[Box coordinate listings]
────────────────────
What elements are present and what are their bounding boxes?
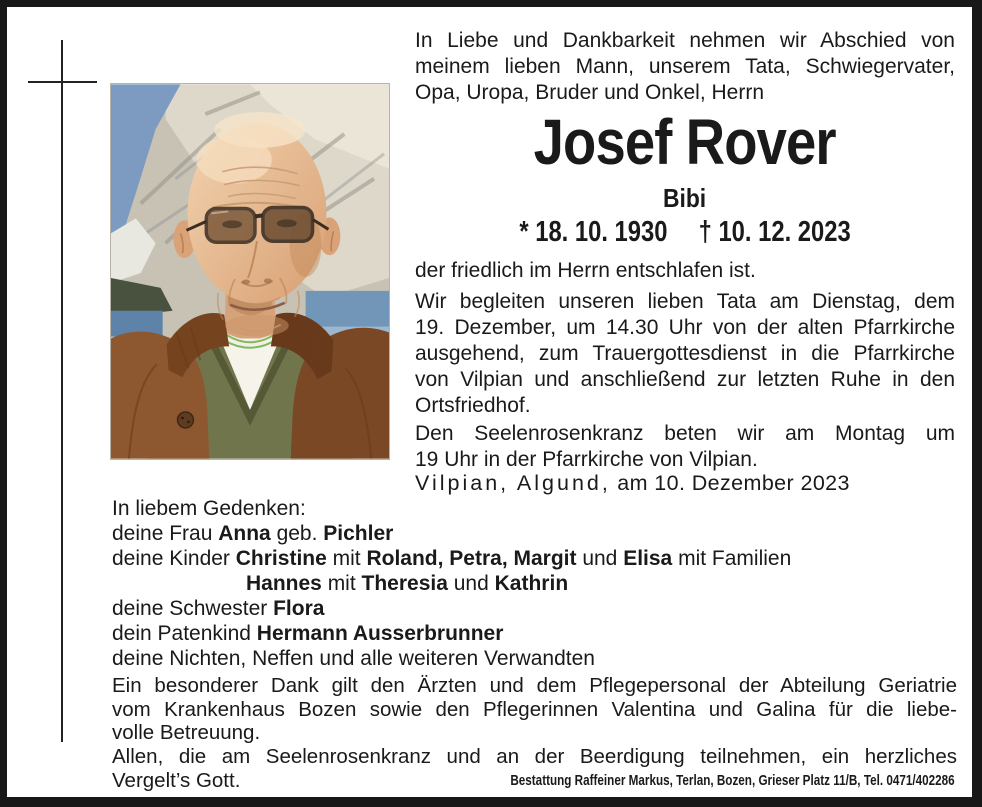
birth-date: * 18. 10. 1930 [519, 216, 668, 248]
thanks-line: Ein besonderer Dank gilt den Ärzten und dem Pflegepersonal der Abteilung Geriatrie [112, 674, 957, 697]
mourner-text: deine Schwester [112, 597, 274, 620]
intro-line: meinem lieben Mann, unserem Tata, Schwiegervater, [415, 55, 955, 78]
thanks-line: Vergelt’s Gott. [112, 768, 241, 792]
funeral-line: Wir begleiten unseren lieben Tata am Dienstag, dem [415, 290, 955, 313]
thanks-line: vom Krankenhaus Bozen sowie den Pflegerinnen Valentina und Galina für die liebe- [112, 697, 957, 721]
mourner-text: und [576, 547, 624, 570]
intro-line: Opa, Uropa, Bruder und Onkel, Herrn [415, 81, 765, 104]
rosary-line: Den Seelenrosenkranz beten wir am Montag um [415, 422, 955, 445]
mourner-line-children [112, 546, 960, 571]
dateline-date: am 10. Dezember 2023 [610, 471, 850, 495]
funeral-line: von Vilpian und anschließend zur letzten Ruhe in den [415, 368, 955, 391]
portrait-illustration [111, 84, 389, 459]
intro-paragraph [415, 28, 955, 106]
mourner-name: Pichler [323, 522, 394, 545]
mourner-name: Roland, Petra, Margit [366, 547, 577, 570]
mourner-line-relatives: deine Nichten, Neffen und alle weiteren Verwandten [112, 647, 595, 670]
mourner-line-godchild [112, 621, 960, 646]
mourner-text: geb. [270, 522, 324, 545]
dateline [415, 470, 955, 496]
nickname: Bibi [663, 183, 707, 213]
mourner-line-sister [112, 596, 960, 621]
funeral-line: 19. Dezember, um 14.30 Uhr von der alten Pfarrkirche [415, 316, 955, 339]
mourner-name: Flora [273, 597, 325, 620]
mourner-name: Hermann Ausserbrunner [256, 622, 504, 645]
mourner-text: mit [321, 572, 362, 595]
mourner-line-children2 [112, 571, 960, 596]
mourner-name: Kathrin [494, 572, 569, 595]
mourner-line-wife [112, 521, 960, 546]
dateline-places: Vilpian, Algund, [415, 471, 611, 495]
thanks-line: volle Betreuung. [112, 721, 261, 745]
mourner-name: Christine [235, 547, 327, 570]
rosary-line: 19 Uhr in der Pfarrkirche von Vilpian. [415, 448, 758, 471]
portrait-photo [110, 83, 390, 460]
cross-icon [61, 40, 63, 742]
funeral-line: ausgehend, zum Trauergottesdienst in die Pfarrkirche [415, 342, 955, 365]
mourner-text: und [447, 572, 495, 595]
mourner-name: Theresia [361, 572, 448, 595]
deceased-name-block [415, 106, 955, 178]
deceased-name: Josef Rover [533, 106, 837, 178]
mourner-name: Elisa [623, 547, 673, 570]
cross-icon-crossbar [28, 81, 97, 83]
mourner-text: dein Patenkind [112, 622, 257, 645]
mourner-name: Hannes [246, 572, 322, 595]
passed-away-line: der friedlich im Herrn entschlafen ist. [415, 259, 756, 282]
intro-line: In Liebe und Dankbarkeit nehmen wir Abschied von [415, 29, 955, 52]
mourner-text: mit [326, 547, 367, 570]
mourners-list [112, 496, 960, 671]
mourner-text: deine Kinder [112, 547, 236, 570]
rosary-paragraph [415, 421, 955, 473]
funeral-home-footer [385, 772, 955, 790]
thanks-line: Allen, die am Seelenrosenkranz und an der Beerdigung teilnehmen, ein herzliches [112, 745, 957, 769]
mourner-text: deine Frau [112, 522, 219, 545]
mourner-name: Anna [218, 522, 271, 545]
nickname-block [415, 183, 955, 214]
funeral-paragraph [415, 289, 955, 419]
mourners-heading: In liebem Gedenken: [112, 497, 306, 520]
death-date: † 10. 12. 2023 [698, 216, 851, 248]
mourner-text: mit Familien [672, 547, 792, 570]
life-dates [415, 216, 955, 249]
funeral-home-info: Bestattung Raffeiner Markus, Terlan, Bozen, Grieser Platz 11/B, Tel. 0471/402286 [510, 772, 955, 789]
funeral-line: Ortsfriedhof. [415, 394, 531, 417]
────────────────────
## Goal
Change "thanks-line" to "gratitude-line" throughout these lines and leave everything else the same. Leave the pictures out of your answer.

## Right answer
What elements are present and what are their bounding boxes?
birth-date: * 18. 10. 1930 [519, 216, 668, 248]
gratitude-line: Ein besonderer Dank gilt den Ärzten und dem Pflegepersonal der Abteilung Geriatrie [112, 674, 957, 697]
mourner-text: deine Schwester [112, 597, 274, 620]
intro-line: meinem lieben Mann, unserem Tata, Schwiegervater, [415, 55, 955, 78]
gratitude-line: Vergelt’s Gott. [112, 768, 241, 792]
funeral-line: Wir begleiten unseren lieben Tata am Dienstag, dem [415, 290, 955, 313]
gratitude-line: vom Krankenhaus Bozen sowie den Pflegerinnen Valentina und Galina für die liebe- [112, 697, 957, 721]
mourner-text: und [576, 547, 624, 570]
intro-line: Opa, Uropa, Bruder und Onkel, Herrn [415, 81, 765, 104]
rosary-line: Den Seelenrosenkranz beten wir am Montag um [415, 422, 955, 445]
mourner-line-children [112, 546, 960, 571]
dateline-date: am 10. Dezember 2023 [610, 471, 850, 495]
funeral-line: von Vilpian und anschließend zur letzten Ruhe in den [415, 368, 955, 391]
portrait-illustration [111, 84, 389, 459]
intro-paragraph [415, 28, 955, 106]
mourner-name: Pichler [323, 522, 394, 545]
mourner-name: Roland, Petra, Margit [366, 547, 577, 570]
mourner-line-relatives: deine Nichten, Neffen und alle weiteren Verwandten [112, 647, 595, 670]
mourner-line-godchild [112, 621, 960, 646]
mourner-text: geb. [270, 522, 324, 545]
dateline [415, 470, 955, 496]
nickname: Bibi [663, 183, 707, 213]
mourner-line-sister [112, 596, 960, 621]
funeral-line: 19. Dezember, um 14.30 Uhr von der alten Pfarrkirche [415, 316, 955, 339]
mourner-name: Flora [273, 597, 325, 620]
mourner-name: Hermann Ausserbrunner [256, 622, 504, 645]
mourner-text: mit [321, 572, 362, 595]
mourner-line-children2 [112, 571, 960, 596]
mourner-name: Kathrin [494, 572, 569, 595]
mourner-line-wife [112, 521, 960, 546]
dateline-places: Vilpian, Algund, [415, 471, 611, 495]
gratitude-line: volle Betreuung. [112, 721, 261, 745]
mourner-name: Christine [235, 547, 327, 570]
rosary-line: 19 Uhr in der Pfarrkirche von Vilpian. [415, 448, 758, 471]
portrait-photo [110, 83, 390, 460]
cross-icon [61, 40, 63, 742]
funeral-line: ausgehend, zum Trauergottesdienst in die Pfarrkirche [415, 342, 955, 365]
mourner-text: und [447, 572, 495, 595]
mourner-name: Theresia [361, 572, 448, 595]
deceased-name-block [415, 106, 955, 178]
deceased-name: Josef Rover [533, 106, 837, 178]
mourner-name: Elisa [623, 547, 673, 570]
cross-icon-crossbar [28, 81, 97, 83]
mourner-text: dein Patenkind [112, 622, 257, 645]
mourner-name: Hannes [246, 572, 322, 595]
passed-away-line: der friedlich im Herrn entschlafen ist. [415, 259, 756, 282]
intro-line: In Liebe und Dankbarkeit nehmen wir Abschied von [415, 29, 955, 52]
mourner-text: mit [326, 547, 367, 570]
mourners-list [112, 496, 960, 671]
mourner-text: deine Kinder [112, 547, 236, 570]
rosary-paragraph [415, 421, 955, 473]
funeral-home-footer [385, 772, 955, 790]
gratitude-line: Allen, die am Seelenrosenkranz und an der Beerdigung teilnehmen, ein herzliches [112, 745, 957, 769]
mourner-text: deine Frau [112, 522, 219, 545]
mourner-name: Anna [218, 522, 271, 545]
nickname-block [415, 183, 955, 214]
funeral-paragraph [415, 289, 955, 419]
mourners-heading: In liebem Gedenken: [112, 497, 306, 520]
death-date: † 10. 12. 2023 [698, 216, 851, 248]
mourner-text: mit Familien [672, 547, 792, 570]
life-dates [415, 216, 955, 249]
funeral-home-info: Bestattung Raffeiner Markus, Terlan, Bozen, Grieser Platz 11/B, Tel. 0471/402286 [510, 772, 955, 789]
funeral-line: Ortsfriedhof. [415, 394, 531, 417]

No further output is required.